## begin SELECTION
All meetings shall be held upon at least two (2) days' notice by mail, notice
delivered personally or by telephone, telegraph, facsimile or electronic mail,
to the Directors setting forth the time and location of such meeting; provided,
however, if the immediate attention of the Board to a matter is required, then
twenty four (24) hours notice, or such shorter notice if reasonable under the
circumstances, shall be given. Notice of a special meeting shall also state the
purpose or purposes for which such meeting is called. Notice of a meeting need
not be given to any Director who signs a waiver of notice or a consent to
holding the meeting (which waiver or consent need not specify the purpose of the
meeting) or an approval of the minutes thereof, whether before or after the
meeting, or who attends the meeting without protesting, prior to its
commencement, the lack of notice to such Director. All such waivers, consents
and approvals shall be filed with the Company records or made a part of the
minutes of the meeting. A majority of the Directors present may adjourn any
meeting to another time. If the meeting is adjourned for more than twenty-four
(24) hours, notice of any adjournment shall be given prior to the time of the
adjourned meeting to the Directors who are not present at the time of the
adjournment. Meetings of the Board may be held at the Company's principal place
of business in New York or such other place as may be approved by the Board.
Directors may participate in a meeting through use of conference telephone or
similar communications equipment, so long as all Directors participating in such
meeting can hear one another. Participation in a meeting in such manner
constitutes presence in person at such meeting. Any Major Decision, any
Non-Arbitrable Decision and any other decision to be made by the Board under
this Agreement requires the affirmative vote of a majority of the entire Board
of Directors cast in favor of that decision (each Director having one vote).
## end SELECTION
## begin PROVIDED DATA
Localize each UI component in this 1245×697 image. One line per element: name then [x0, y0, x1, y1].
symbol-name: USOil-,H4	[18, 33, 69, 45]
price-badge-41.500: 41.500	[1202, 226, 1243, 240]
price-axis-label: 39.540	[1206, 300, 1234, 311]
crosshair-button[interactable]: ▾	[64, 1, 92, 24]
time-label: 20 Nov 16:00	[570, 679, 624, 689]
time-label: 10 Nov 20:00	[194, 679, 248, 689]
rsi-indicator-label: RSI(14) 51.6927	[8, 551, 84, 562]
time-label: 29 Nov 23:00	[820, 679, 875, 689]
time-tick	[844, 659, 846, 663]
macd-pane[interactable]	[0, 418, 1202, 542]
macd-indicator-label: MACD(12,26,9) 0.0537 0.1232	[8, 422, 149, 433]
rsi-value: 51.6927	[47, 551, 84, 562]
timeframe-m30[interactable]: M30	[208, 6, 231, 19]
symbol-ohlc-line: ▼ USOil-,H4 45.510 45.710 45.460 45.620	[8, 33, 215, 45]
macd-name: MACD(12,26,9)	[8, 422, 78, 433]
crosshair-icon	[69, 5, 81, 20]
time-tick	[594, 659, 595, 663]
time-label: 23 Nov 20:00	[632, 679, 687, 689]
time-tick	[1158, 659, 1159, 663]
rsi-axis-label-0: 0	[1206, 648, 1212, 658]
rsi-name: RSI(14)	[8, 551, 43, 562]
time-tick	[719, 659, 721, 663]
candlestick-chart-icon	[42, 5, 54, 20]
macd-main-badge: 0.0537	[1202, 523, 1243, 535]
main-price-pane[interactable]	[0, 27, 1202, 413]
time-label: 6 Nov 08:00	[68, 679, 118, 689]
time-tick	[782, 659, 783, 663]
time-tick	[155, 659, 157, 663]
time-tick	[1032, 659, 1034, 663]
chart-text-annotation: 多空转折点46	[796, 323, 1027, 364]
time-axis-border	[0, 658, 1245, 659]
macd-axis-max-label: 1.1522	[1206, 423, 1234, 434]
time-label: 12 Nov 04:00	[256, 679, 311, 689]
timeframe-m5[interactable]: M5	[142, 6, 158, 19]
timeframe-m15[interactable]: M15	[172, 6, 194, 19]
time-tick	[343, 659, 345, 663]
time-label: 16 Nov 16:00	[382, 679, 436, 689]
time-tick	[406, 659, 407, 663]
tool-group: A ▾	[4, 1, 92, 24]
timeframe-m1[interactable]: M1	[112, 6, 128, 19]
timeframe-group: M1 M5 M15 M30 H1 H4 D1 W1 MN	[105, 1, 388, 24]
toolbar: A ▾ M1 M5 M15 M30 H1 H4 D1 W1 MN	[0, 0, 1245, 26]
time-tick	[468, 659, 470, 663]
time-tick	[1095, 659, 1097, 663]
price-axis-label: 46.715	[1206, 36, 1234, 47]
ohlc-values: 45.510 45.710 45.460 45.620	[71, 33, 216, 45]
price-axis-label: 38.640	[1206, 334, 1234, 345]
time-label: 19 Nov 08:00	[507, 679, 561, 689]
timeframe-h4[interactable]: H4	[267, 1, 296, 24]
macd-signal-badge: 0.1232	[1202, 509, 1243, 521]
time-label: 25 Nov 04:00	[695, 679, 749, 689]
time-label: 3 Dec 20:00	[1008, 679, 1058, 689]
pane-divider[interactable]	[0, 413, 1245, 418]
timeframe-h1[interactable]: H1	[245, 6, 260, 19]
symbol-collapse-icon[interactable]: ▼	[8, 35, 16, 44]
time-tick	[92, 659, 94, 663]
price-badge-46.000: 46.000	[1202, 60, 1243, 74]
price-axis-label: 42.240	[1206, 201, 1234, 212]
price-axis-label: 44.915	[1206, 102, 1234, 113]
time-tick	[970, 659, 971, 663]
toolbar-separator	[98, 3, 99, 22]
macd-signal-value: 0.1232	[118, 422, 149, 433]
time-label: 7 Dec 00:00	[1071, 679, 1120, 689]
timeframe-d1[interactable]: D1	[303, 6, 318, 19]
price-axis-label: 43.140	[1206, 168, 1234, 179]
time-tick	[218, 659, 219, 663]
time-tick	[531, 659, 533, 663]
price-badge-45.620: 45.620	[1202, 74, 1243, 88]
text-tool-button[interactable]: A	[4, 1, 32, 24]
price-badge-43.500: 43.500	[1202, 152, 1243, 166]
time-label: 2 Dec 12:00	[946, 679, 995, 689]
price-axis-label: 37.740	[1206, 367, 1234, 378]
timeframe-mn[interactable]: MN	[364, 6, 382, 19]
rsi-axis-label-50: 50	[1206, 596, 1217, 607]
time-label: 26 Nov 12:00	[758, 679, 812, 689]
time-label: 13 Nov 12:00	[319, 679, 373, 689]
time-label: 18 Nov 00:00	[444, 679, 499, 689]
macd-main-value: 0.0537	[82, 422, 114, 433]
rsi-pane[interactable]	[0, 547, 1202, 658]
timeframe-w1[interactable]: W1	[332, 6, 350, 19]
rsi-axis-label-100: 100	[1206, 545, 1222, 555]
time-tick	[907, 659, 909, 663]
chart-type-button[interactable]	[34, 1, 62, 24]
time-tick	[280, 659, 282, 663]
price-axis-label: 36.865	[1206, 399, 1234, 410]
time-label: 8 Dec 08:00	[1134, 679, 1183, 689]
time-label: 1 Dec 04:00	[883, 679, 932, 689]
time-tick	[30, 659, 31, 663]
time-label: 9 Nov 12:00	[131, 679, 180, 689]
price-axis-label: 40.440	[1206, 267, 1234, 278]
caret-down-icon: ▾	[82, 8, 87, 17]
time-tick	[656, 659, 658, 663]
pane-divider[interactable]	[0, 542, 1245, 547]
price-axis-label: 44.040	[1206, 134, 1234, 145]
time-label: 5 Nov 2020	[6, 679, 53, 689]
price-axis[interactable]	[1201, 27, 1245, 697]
## end PROVIDED DATA
* TASK LIST:
1. Using the passage on board meetings, decide whether each statement below agrees with it. Answer yes or no and quote the words that settle it. (a) Board meetings normally require at least two days' notice. (b) A Director's waiver of notice must state the purpose of the meeting. (c) A Director who joins by conference telephone counts as present in person.
2. Write what comes next in the passage on board meetings, starting after its final sentence.

* THE RESPONSES:
1.
(a) Yes: "All meetings shall be held upon at least two (2) days' notice"
(b) No: "which waiver or consent need not specify the purpose of the meeting"
(c) Yes: "Participation in a meeting in such manner constitutes presence in person at such meeting."

2.
Notwithstanding the foregoing, any Unanimous Decision requires the affirmative
vote of the entire Board of Directors cast in favor of that Unanimous Decision.
(g) Quorum. A quorum shall exist when a majority of the Directors are
present.
(h) Written Consent. Any action required or permitted to be taken by the
Board may be taken by the Board without a meeting if all of the Directors
consent in writing to such action. Such action by written consent shall have the
same force and effect as a vote at a duly constituted meeting of the Board.
4.3 Officers.
(a) Appointment of Officers. The Company may at any time appoint such
officers as it deems necessary or advisable for the operation of the business of
the Company. Subject to approval of all compensation in accordance with Section
4.6, Directors may serve as officers. The officers shall serve at the pleasure
of the Company, subject to all rights, if any, of an officer under any contract
of employment. Any individual may hold any number of offices. The officers shall
exercise such powers and perform such duties as shall be determined from time to
time by the Company.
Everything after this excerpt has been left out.